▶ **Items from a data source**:
══════════════════════════════
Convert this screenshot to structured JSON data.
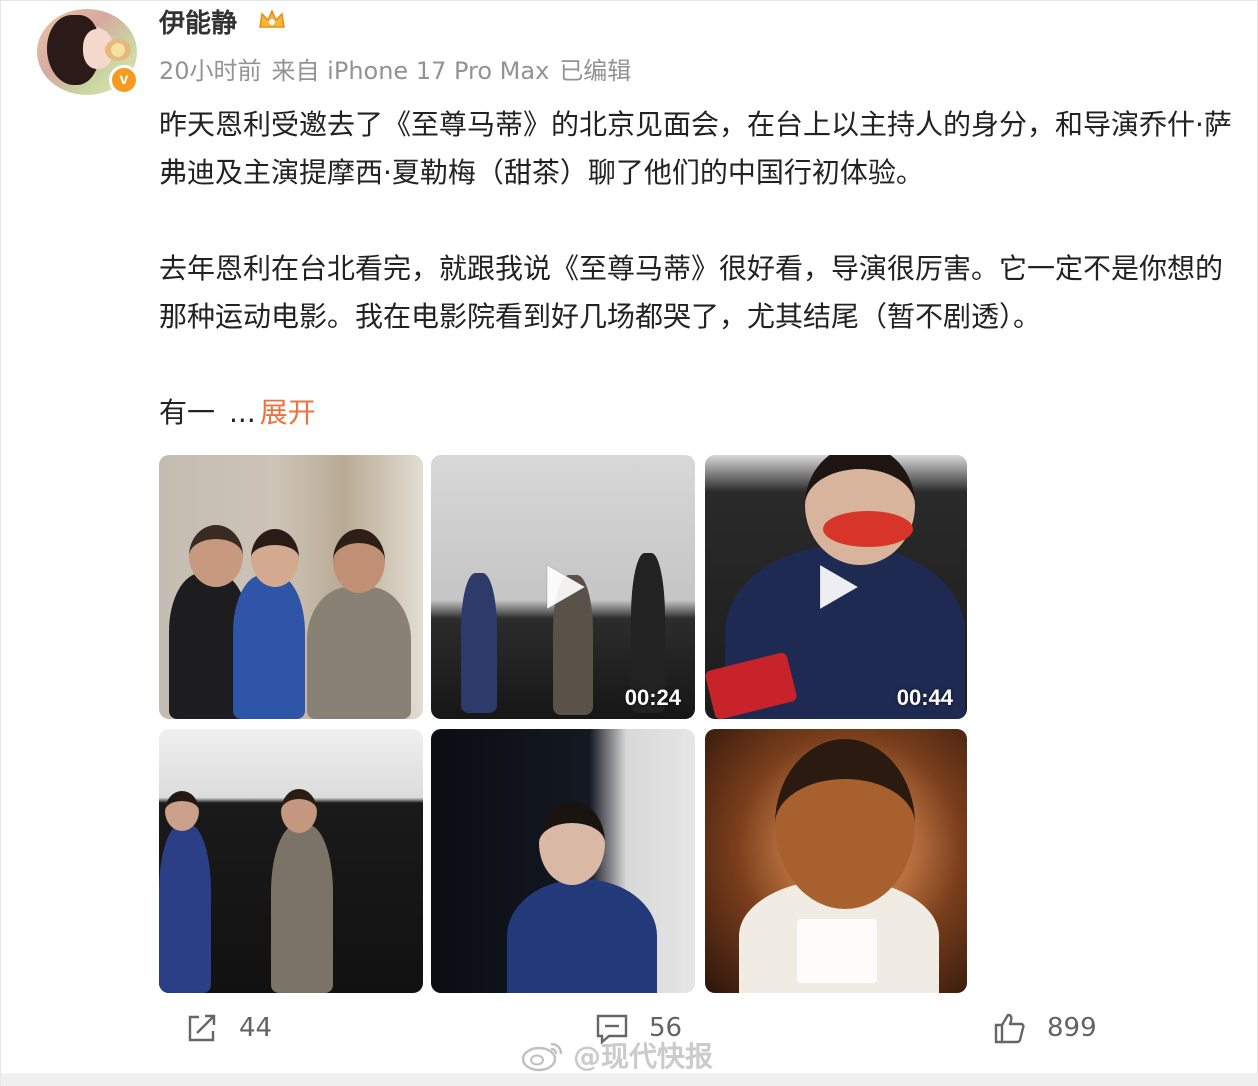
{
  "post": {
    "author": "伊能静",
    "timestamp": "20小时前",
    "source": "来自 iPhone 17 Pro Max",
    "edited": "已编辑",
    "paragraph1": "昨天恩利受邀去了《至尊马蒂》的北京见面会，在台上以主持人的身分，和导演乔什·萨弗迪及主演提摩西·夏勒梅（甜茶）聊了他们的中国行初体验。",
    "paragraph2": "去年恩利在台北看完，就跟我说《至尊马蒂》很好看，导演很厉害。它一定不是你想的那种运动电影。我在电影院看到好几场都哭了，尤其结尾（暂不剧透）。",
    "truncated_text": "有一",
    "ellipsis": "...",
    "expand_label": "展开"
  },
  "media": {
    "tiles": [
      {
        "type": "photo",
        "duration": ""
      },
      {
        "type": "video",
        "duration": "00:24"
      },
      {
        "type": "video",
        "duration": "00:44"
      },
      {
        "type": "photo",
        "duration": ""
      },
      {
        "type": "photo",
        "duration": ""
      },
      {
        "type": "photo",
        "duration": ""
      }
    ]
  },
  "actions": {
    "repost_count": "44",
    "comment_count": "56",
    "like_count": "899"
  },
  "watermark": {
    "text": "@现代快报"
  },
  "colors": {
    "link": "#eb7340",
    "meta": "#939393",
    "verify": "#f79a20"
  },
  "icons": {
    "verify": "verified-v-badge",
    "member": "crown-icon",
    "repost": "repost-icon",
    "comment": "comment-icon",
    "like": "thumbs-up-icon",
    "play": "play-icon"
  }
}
══════════════════════════════
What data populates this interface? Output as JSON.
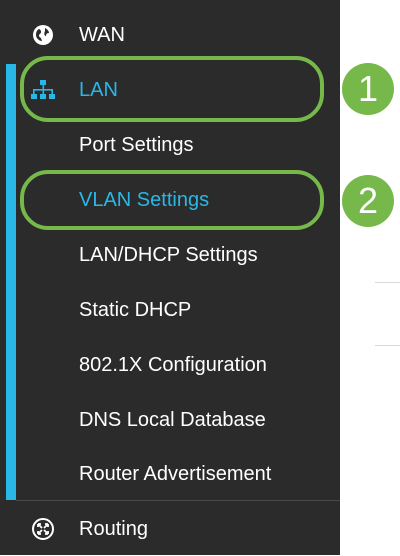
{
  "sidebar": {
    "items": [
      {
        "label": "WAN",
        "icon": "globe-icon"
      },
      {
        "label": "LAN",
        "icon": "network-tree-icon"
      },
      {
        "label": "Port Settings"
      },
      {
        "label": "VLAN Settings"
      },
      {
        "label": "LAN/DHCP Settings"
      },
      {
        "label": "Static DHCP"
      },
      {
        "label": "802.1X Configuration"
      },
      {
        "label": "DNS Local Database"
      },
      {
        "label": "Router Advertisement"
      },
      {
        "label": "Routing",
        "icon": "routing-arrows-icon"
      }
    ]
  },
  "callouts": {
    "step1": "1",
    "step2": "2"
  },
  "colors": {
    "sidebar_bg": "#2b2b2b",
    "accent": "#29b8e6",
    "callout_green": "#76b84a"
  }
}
══════════════════════════════
Among the lines of the material, find those that hold the word "verify" and copy them.

    "verify": "#f79a20"
    "verify": "verified-v-badge",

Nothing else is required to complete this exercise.